Would you transcribe all of the data exactly, down to the last character?

--- Start DATA LINES ---

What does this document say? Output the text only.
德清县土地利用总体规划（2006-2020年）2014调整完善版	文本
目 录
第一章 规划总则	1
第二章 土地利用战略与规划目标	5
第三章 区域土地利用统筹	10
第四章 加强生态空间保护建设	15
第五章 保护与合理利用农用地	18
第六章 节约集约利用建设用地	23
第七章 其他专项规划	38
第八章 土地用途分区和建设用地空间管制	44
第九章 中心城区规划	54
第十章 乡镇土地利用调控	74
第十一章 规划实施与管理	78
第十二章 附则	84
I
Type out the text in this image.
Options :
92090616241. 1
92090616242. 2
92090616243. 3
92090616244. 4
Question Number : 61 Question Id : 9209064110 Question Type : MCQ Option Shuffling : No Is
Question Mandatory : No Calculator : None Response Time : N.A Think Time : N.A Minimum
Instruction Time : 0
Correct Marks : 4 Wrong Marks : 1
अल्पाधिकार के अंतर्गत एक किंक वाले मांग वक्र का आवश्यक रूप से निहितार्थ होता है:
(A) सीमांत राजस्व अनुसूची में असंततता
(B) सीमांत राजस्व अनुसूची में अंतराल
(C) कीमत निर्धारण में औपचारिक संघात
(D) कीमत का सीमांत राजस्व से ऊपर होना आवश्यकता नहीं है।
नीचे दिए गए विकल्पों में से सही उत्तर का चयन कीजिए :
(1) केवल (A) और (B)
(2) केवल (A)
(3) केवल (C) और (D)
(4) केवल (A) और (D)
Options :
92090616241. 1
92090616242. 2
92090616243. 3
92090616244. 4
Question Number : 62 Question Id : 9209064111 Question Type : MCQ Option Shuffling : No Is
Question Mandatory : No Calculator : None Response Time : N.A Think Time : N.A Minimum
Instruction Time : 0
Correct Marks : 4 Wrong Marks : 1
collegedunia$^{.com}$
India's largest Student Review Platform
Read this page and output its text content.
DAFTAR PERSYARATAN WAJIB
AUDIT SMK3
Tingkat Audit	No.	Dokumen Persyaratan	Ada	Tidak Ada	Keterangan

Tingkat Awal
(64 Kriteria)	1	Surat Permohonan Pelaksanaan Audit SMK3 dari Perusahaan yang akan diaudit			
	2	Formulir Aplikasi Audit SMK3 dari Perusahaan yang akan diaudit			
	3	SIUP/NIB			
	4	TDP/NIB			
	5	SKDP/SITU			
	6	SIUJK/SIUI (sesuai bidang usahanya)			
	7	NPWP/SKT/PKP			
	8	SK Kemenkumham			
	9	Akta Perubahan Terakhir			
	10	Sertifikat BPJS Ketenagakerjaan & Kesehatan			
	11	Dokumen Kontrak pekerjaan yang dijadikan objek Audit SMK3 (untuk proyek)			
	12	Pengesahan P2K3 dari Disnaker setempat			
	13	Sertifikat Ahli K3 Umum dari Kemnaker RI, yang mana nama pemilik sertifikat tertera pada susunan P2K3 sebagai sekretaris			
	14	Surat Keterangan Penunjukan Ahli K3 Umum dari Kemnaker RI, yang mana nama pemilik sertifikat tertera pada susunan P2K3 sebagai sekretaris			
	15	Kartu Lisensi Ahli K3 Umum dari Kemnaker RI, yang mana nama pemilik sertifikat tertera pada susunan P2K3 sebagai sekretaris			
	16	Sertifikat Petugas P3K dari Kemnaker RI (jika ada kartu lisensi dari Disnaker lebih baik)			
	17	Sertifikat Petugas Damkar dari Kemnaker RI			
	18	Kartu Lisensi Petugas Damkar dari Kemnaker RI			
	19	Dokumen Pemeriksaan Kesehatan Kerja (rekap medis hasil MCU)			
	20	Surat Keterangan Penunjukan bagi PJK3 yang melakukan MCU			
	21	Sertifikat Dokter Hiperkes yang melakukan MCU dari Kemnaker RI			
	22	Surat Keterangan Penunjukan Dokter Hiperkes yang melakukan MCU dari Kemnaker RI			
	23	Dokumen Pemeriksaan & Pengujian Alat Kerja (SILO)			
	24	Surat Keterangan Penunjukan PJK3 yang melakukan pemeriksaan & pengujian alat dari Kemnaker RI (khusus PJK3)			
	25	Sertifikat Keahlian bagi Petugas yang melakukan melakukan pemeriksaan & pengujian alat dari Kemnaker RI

--- End DATA LINES ---

◆ RESULT OF THE EXERCISE:
What does this document say? Output the text only.
德清县土地利用总体规划（2006-2020年）2014调整完善版	文本
目 录
第一章 规划总则	1
第二章 土地利用战略与规划目标	5
第三章 区域土地利用统筹	10
第四章 加强生态空间保护建设	15
第五章 保护与合理利用农用地	18
第六章 节约集约利用建设用地	23
第七章 其他专项规划	38
第八章 土地用途分区和建设用地空间管制	44
第九章 中心城区规划	54
第十章 乡镇土地利用调控	74
第十一章 规划实施与管理	78
第十二章 附则	84
I
Type out the text in this image.
Options :
92090616241. 1
92090616242. 2
92090616243. 3
92090616244. 4
Question Number : 61 Question Id : 9209064110 Question Type : MCQ Option Shuffling : No Is
Question Mandatory : No Calculator : None Response Time : N.A Think Time : N.A Minimum
Instruction Time : 0
Correct Marks : 4 Wrong Marks : 1
अल्पाधिकार के अंतर्गत एक किंक वाले मांग वक्र का आवश्यक रूप से निहितार्थ होता है:
(A) सीमांत राजस्व अनुसूची में असंततता
(B) सीमांत राजस्व अनुसूची में अंतराल
(C) कीमत निर्धारण में औपचारिक संघात
(D) कीमत का सीमांत राजस्व से ऊपर होना आवश्यकता नहीं है।
नीचे दिए गए विकल्पों में से सही उत्तर का चयन कीजिए :
(1) केवल (A) और (B)
(2) केवल (A)
(3) केवल (C) और (D)
(4) केवल (A) और (D)
Options :
92090616241. 1
92090616242. 2
92090616243. 3
92090616244. 4
Question Number : 62 Question Id : 9209064111 Question Type : MCQ Option Shuffling : No Is
Question Mandatory : No Calculator : None Response Time : N.A Think Time : N.A Minimum
Instruction Time : 0
Correct Marks : 4 Wrong Marks : 1
collegedunia$^{.com}$
India's largest Student Review Platform
Read this page and output its text content.
DAFTAR PERSYARATAN WAJIB
AUDIT SMK3
Tingkat Audit	No.	Dokumen Persyaratan	Ada	Tidak Ada	Keterangan

Tingkat Awal
(64 Kriteria)	1	Surat Permohonan Pelaksanaan Audit SMK3 dari Perusahaan yang akan diaudit			
	2	Formulir Aplikasi Audit SMK3 dari Perusahaan yang akan diaudit			
	3	SIUP/NIB			
	4	TDP/NIB			
	5	SKDP/SITU			
	6	SIUJK/SIUI (sesuai bidang usahanya)			
	7	NPWP/SKT/PKP			
	8	SK Kemenkumham			
	9	Akta Perubahan Terakhir			
	10	Sertifikat BPJS Ketenagakerjaan & Kesehatan			
	11	Dokumen Kontrak pekerjaan yang dijadikan objek Audit SMK3 (untuk proyek)			
	12	Pengesahan P2K3 dari Disnaker setempat			
	13	Sertifikat Ahli K3 Umum dari Kemnaker RI, yang mana nama pemilik sertifikat tertera pada susunan P2K3 sebagai sekretaris			
	14	Surat Keterangan Penunjukan Ahli K3 Umum dari Kemnaker RI, yang mana nama pemilik sertifikat tertera pada susunan P2K3 sebagai sekretaris			
	15	Kartu Lisensi Ahli K3 Umum dari Kemnaker RI, yang mana nama pemilik sertifikat tertera pada susunan P2K3 sebagai sekretaris			
	16	Sertifikat Petugas P3K dari Kemnaker RI (jika ada kartu lisensi dari Disnaker lebih baik)			
	17	Sertifikat Petugas Damkar dari Kemnaker RI			
	18	Kartu Lisensi Petugas Damkar dari Kemnaker RI			
	19	Dokumen Pemeriksaan Kesehatan Kerja (rekap medis hasil MCU)			
	20	Surat Keterangan Penunjukan bagi PJK3 yang melakukan MCU			
	21	Sertifikat Dokter Hiperkes yang melakukan MCU dari Kemnaker RI			
	22	Surat Keterangan Penunjukan Dokter Hiperkes yang melakukan MCU dari Kemnaker RI			
	23	Dokumen Pemeriksaan & Pengujian Alat Kerja (SILO)			
	24	Surat Keterangan Penunjukan PJK3 yang melakukan pemeriksaan & pengujian alat dari Kemnaker RI (khusus PJK3)			
	25	Sertifikat Keahlian bagi Petugas yang melakukan melakukan pemeriksaan & pengujian alat dari Kemnaker RI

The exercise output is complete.